[Extracted records]
☆ ☆ ☆ ☆ ☆ ☆ ☆
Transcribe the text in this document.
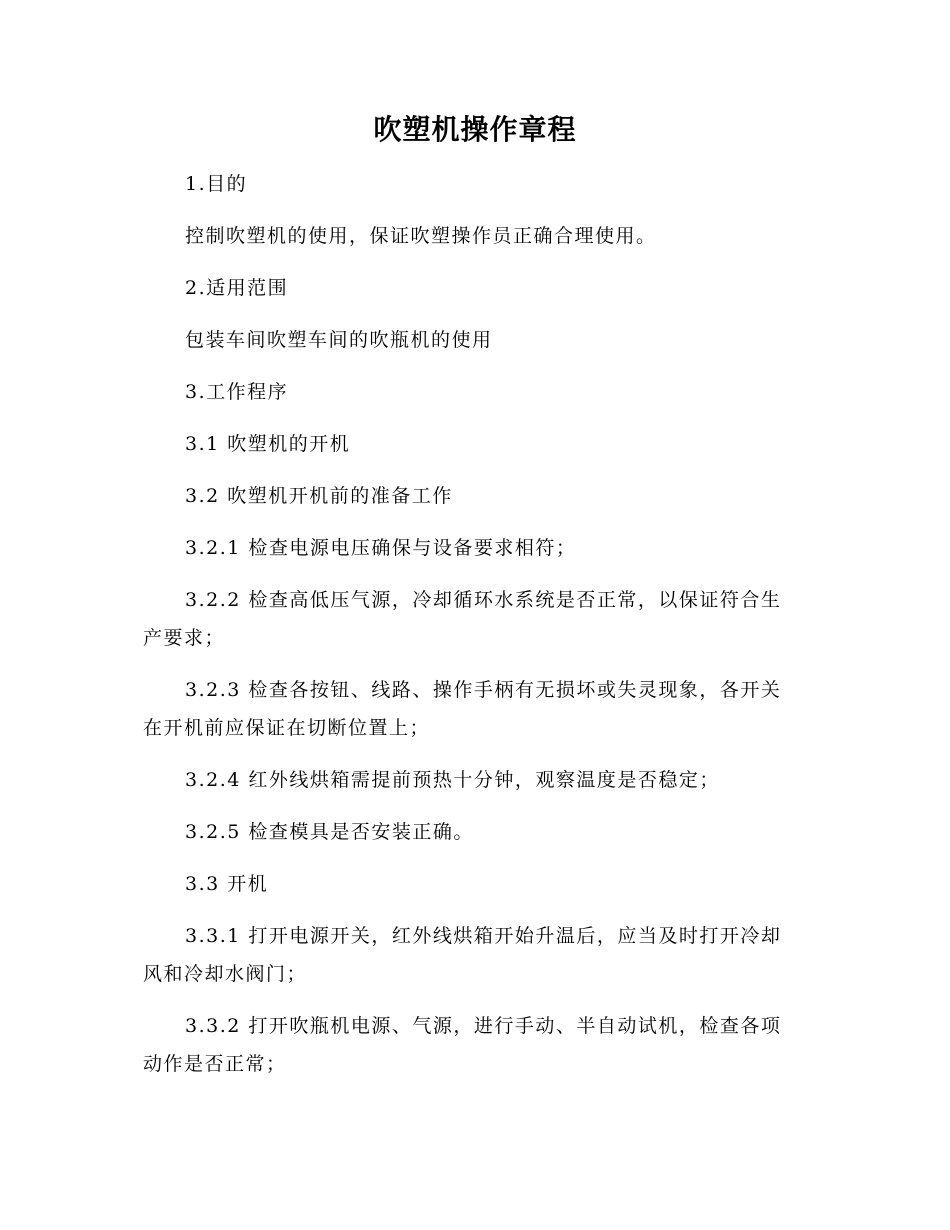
吹塑机操作章程

1.目的

控制吹塑机的使用，保证吹塑操作员正确合理使用。

2.适用范围

包装车间吹塑车间的吹瓶机的使用

3.工作程序

3.1 吹塑机的开机

3.2 吹塑机开机前的准备工作

3.2.1 检查电源电压确保与设备要求相符；

3.2.2 检查高低压气源，冷却循环水系统是否正常，以保证符合生产要求；

3.2.3 检查各按钮、线路、操作手柄有无损坏或失灵现象，各开关在开机前应保证在切断位置上；

3.2.4 红外线烘箱需提前预热十分钟，观察温度是否稳定；

3.2.5 检查模具是否安装正确。

3.3 开机

3.3.1 打开电源开关，红外线烘箱开始升温后，应当及时打开冷却风和冷却水阀门；

3.3.2 打开吹瓶机电源、气源，进行手动、半自动试机，检查各项动作是否正常；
☆ ☆ ☆ ☆ ☆ ☆ ☆
» Task details:
Return all of the entries exactly as written, but drop any pictures they hold.

» Result:
Transcribe the text in this document.
吹塑机操作章程

1.目的

控制吹塑机的使用，保证吹塑操作员正确合理使用。

2.适用范围

包装车间吹塑车间的吹瓶机的使用

3.工作程序

3.1 吹塑机的开机

3.2 吹塑机开机前的准备工作

3.2.1 检查电源电压确保与设备要求相符；

3.2.2 检查高低压气源，冷却循环水系统是否正常，以保证符合生产要求；

3.2.3 检查各按钮、线路、操作手柄有无损坏或失灵现象，各开关在开机前应保证在切断位置上；

3.2.4 红外线烘箱需提前预热十分钟，观察温度是否稳定；

3.2.5 检查模具是否安装正确。

3.3 开机

3.3.1 打开电源开关，红外线烘箱开始升温后，应当及时打开冷却风和冷却水阀门；

3.3.2 打开吹瓶机电源、气源，进行手动、半自动试机，检查各项动作是否正常；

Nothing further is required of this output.